Short problem: Reproduce all of the listing below without alteration.

* start Extracted material *

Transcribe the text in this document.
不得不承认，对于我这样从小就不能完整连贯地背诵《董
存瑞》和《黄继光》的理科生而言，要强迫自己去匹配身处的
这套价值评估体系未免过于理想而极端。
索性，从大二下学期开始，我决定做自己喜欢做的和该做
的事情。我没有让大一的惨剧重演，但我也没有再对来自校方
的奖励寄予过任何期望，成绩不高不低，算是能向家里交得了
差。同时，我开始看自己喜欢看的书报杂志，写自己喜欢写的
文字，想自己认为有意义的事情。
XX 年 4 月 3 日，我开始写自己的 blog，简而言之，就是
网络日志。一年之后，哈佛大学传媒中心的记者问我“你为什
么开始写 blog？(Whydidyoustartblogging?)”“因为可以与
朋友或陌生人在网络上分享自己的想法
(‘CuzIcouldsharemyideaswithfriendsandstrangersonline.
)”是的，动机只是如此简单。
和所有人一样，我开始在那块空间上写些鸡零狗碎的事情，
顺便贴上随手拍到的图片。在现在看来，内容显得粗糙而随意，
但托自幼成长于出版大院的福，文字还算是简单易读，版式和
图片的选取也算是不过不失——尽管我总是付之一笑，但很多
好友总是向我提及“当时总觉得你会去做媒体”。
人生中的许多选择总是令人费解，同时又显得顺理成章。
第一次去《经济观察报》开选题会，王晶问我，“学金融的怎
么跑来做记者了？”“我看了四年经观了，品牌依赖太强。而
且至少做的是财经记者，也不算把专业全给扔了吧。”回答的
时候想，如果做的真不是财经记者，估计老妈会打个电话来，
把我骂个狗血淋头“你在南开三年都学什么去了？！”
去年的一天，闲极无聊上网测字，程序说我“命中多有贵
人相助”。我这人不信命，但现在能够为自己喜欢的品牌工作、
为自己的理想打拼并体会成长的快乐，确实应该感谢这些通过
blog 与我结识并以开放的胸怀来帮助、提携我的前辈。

* end Extracted material *

Final result:
Transcribe the text in this document.
不得不承认，对于我这样从小就不能完整连贯地背诵《董
存瑞》和《黄继光》的理科生而言，要强迫自己去匹配身处的
这套价值评估体系未免过于理想而极端。
索性，从大二下学期开始，我决定做自己喜欢做的和该做
的事情。我没有让大一的惨剧重演，但我也没有再对来自校方
的奖励寄予过任何期望，成绩不高不低，算是能向家里交得了
差。同时，我开始看自己喜欢看的书报杂志，写自己喜欢写的
文字，想自己认为有意义的事情。
XX 年 4 月 3 日，我开始写自己的 blog，简而言之，就是
网络日志。一年之后，哈佛大学传媒中心的记者问我“你为什
么开始写 blog？(Whydidyoustartblogging?)”“因为可以与
朋友或陌生人在网络上分享自己的想法
(‘CuzIcouldsharemyideaswithfriendsandstrangersonline.
)”是的，动机只是如此简单。
和所有人一样，我开始在那块空间上写些鸡零狗碎的事情，
顺便贴上随手拍到的图片。在现在看来，内容显得粗糙而随意，
但托自幼成长于出版大院的福，文字还算是简单易读，版式和
图片的选取也算是不过不失——尽管我总是付之一笑，但很多
好友总是向我提及“当时总觉得你会去做媒体”。
人生中的许多选择总是令人费解，同时又显得顺理成章。
第一次去《经济观察报》开选题会，王晶问我，“学金融的怎
么跑来做记者了？”“我看了四年经观了，品牌依赖太强。而
且至少做的是财经记者，也不算把专业全给扔了吧。”回答的
时候想，如果做的真不是财经记者，估计老妈会打个电话来，
把我骂个狗血淋头“你在南开三年都学什么去了？！”
去年的一天，闲极无聊上网测字，程序说我“命中多有贵
人相助”。我这人不信命，但现在能够为自己喜欢的品牌工作、
为自己的理想打拼并体会成长的快乐，确实应该感谢这些通过
blog 与我结识并以开放的胸怀来帮助、提携我的前辈。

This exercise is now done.